**EXERCISE GOAL:** Repeat each record exactly. Any picture gets left out.

**ENTRIES PROVIDED:**
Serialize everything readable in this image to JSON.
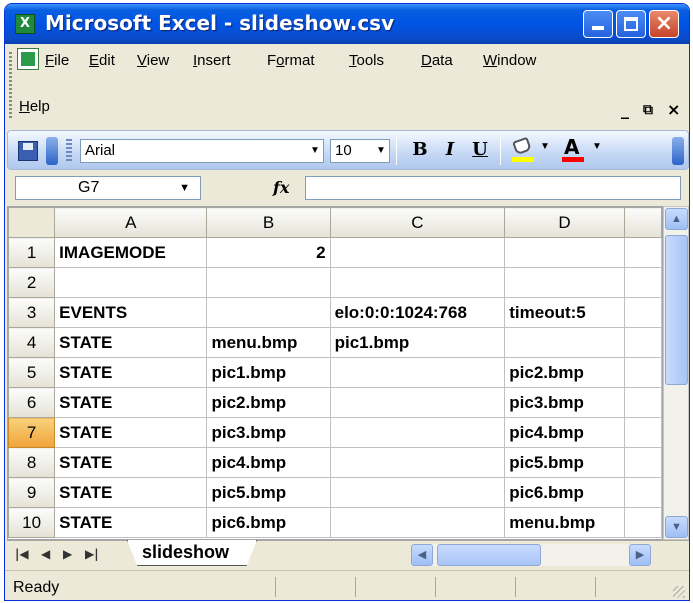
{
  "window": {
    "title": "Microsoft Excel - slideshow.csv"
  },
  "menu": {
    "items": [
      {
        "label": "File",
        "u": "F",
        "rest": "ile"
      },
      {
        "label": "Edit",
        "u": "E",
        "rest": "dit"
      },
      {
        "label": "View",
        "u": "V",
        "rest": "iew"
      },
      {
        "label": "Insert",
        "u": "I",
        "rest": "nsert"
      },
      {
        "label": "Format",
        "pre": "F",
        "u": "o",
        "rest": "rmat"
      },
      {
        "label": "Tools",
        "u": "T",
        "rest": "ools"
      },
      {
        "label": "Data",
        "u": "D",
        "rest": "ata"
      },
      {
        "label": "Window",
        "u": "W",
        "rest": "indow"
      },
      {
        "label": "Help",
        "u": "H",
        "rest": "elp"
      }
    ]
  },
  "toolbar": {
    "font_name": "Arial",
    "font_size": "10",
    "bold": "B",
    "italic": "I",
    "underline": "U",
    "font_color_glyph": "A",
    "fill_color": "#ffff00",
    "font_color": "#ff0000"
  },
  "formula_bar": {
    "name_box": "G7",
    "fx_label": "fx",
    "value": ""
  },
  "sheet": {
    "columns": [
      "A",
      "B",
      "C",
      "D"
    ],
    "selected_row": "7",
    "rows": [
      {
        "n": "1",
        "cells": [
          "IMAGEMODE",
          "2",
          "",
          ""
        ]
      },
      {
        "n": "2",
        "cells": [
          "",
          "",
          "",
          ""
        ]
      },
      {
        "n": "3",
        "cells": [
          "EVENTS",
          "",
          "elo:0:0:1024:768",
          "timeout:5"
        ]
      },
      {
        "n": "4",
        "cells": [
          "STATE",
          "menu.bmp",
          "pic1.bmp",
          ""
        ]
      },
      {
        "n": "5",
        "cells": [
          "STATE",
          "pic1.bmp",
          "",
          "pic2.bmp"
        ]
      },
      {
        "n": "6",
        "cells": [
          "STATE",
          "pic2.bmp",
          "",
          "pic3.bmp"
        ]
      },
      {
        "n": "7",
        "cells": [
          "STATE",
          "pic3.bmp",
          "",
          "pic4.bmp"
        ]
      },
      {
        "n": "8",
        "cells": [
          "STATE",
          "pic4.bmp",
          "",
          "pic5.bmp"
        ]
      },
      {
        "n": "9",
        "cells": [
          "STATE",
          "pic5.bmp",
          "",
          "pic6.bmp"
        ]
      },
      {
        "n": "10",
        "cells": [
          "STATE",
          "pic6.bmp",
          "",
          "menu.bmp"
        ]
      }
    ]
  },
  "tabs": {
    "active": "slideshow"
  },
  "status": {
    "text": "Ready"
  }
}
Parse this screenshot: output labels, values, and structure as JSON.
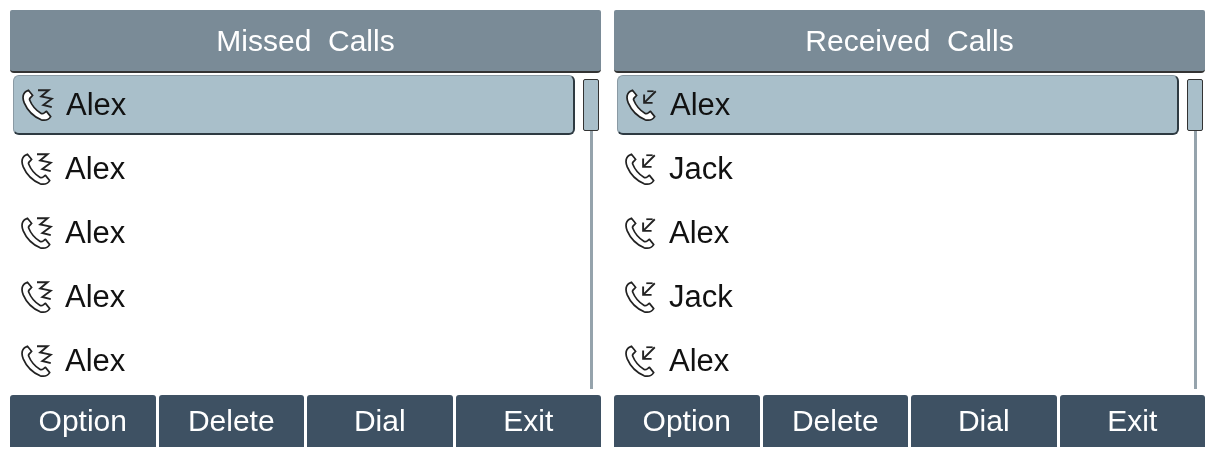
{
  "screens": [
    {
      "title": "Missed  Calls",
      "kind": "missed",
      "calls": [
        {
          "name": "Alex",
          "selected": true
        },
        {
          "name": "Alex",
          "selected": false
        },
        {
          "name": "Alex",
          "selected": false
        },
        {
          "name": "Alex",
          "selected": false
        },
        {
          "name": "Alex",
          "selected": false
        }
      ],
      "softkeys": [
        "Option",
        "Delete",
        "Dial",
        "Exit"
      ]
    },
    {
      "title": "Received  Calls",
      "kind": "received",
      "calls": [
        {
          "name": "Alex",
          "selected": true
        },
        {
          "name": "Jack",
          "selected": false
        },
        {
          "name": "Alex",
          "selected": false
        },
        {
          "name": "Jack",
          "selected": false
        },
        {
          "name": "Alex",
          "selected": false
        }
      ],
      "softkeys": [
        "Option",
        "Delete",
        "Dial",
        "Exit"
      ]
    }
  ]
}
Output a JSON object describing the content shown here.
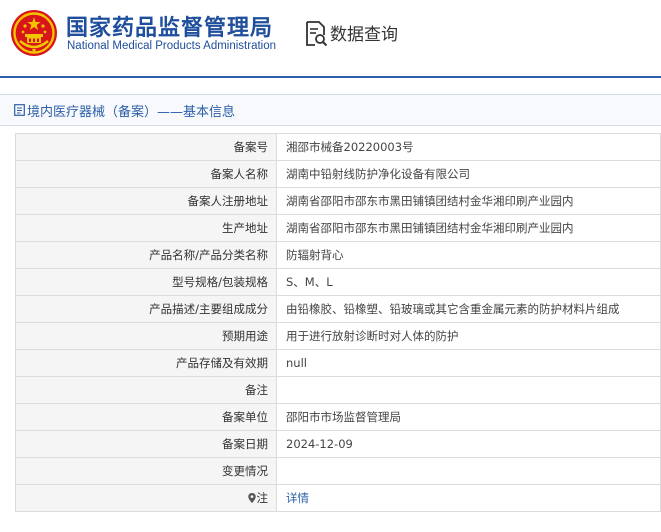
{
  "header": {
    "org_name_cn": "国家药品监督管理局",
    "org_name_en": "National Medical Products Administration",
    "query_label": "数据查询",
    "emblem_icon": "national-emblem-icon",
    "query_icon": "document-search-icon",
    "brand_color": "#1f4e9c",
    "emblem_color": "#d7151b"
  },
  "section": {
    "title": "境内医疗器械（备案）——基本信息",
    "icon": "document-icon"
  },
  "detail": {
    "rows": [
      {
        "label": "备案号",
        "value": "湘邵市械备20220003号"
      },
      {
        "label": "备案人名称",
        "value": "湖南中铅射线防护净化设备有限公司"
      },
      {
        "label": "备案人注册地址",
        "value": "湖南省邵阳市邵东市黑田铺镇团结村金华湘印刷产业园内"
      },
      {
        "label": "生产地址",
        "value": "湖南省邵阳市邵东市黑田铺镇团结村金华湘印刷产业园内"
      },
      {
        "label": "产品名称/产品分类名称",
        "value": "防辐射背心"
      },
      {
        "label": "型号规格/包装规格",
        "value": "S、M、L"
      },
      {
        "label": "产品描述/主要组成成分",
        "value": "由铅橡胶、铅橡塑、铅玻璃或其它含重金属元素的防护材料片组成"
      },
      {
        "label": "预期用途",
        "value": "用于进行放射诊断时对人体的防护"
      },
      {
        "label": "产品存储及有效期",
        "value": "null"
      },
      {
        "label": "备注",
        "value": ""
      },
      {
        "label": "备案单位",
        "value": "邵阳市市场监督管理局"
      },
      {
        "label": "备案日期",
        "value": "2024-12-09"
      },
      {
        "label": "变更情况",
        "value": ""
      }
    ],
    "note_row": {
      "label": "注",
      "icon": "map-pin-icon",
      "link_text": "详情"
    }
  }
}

**SOLUTION TO THIS EXERCISE:**
Serialize everything readable in this image to JSON.
{
  "window": {
    "title": "Microsoft Excel - slideshow.csv"
  },
  "menu": {
    "items": [
      {
        "label": "File",
        "u": "F",
        "rest": "ile"
      },
      {
        "label": "Edit",
        "u": "E",
        "rest": "dit"
      },
      {
        "label": "View",
        "u": "V",
        "rest": "iew"
      },
      {
        "label": "Insert",
        "u": "I",
        "rest": "nsert"
      },
      {
        "label": "Format",
        "pre": "F",
        "u": "o",
        "rest": "rmat"
      },
      {
        "label": "Tools",
        "u": "T",
        "rest": "ools"
      },
      {
        "label": "Data",
        "u": "D",
        "rest": "ata"
      },
      {
        "label": "Window",
        "u": "W",
        "rest": "indow"
      },
      {
        "label": "Help",
        "u": "H",
        "rest": "elp"
      }
    ]
  },
  "toolbar": {
    "font_name": "Arial",
    "font_size": "10",
    "bold": "B",
    "italic": "I",
    "underline": "U",
    "font_color_glyph": "A",
    "fill_color": "#ffff00",
    "font_color": "#ff0000"
  },
  "formula_bar": {
    "name_box": "G7",
    "fx_label": "fx",
    "value": ""
  },
  "sheet": {
    "columns": [
      "A",
      "B",
      "C",
      "D"
    ],
    "selected_row": "7",
    "rows": [
      {
        "n": "1",
        "cells": [
          "IMAGEMODE",
          "2",
          "",
          ""
        ]
      },
      {
        "n": "2",
        "cells": [
          "",
          "",
          "",
          ""
        ]
      },
      {
        "n": "3",
        "cells": [
          "EVENTS",
          "",
          "elo:0:0:1024:768",
          "timeout:5"
        ]
      },
      {
        "n": "4",
        "cells": [
          "STATE",
          "menu.bmp",
          "pic1.bmp",
          ""
        ]
      },
      {
        "n": "5",
        "cells": [
          "STATE",
          "pic1.bmp",
          "",
          "pic2.bmp"
        ]
      },
      {
        "n": "6",
        "cells": [
          "STATE",
          "pic2.bmp",
          "",
          "pic3.bmp"
        ]
      },
      {
        "n": "7",
        "cells": [
          "STATE",
          "pic3.bmp",
          "",
          "pic4.bmp"
        ]
      },
      {
        "n": "8",
        "cells": [
          "STATE",
          "pic4.bmp",
          "",
          "pic5.bmp"
        ]
      },
      {
        "n": "9",
        "cells": [
          "STATE",
          "pic5.bmp",
          "",
          "pic6.bmp"
        ]
      },
      {
        "n": "10",
        "cells": [
          "STATE",
          "pic6.bmp",
          "",
          "menu.bmp"
        ]
      }
    ]
  },
  "tabs": {
    "active": "slideshow"
  },
  "status": {
    "text": "Ready"
  }
}
Parse this screenshot: output labels, values, and structure as JSON.
{
  "screens": [
    {
      "title": "Missed  Calls",
      "kind": "missed",
      "calls": [
        {
          "name": "Alex",
          "selected": true
        },
        {
          "name": "Alex",
          "selected": false
        },
        {
          "name": "Alex",
          "selected": false
        },
        {
          "name": "Alex",
          "selected": false
        },
        {
          "name": "Alex",
          "selected": false
        }
      ],
      "softkeys": [
        "Option",
        "Delete",
        "Dial",
        "Exit"
      ]
    },
    {
      "title": "Received  Calls",
      "kind": "received",
      "calls": [
        {
          "name": "Alex",
          "selected": true
        },
        {
          "name": "Jack",
          "selected": false
        },
        {
          "name": "Alex",
          "selected": false
        },
        {
          "name": "Jack",
          "selected": false
        },
        {
          "name": "Alex",
          "selected": false
        }
      ],
      "softkeys": [
        "Option",
        "Delete",
        "Dial",
        "Exit"
      ]
    }
  ]
}
Output a JSON object describing the content shown here.
{
  "header": {
    "org_name_cn": "国家药品监督管理局",
    "org_name_en": "National Medical Products Administration",
    "query_label": "数据查询",
    "emblem_icon": "national-emblem-icon",
    "query_icon": "document-search-icon",
    "brand_color": "#1f4e9c",
    "emblem_color": "#d7151b"
  },
  "section": {
    "title": "境内医疗器械（备案）——基本信息",
    "icon": "document-icon"
  },
  "detail": {
    "rows": [
      {
        "label": "备案号",
        "value": "湘邵市械备20220003号"
      },
      {
        "label": "备案人名称",
        "value": "湖南中铅射线防护净化设备有限公司"
      },
      {
        "label": "备案人注册地址",
        "value": "湖南省邵阳市邵东市黑田铺镇团结村金华湘印刷产业园内"
      },
      {
        "label": "生产地址",
        "value": "湖南省邵阳市邵东市黑田铺镇团结村金华湘印刷产业园内"
      },
      {
        "label": "产品名称/产品分类名称",
        "value": "防辐射背心"
      },
      {
        "label": "型号规格/包装规格",
        "value": "S、M、L"
      },
      {
        "label": "产品描述/主要组成成分",
        "value": "由铅橡胶、铅橡塑、铅玻璃或其它含重金属元素的防护材料片组成"
      },
      {
        "label": "预期用途",
        "value": "用于进行放射诊断时对人体的防护"
      },
      {
        "label": "产品存储及有效期",
        "value": "null"
      },
      {
        "label": "备注",
        "value": ""
      },
      {
        "label": "备案单位",
        "value": "邵阳市市场监督管理局"
      },
      {
        "label": "备案日期",
        "value": "2024-12-09"
      },
      {
        "label": "变更情况",
        "value": ""
      }
    ],
    "note_row": {
      "label": "注",
      "icon": "map-pin-icon",
      "link_text": "详情"
    }
  }
}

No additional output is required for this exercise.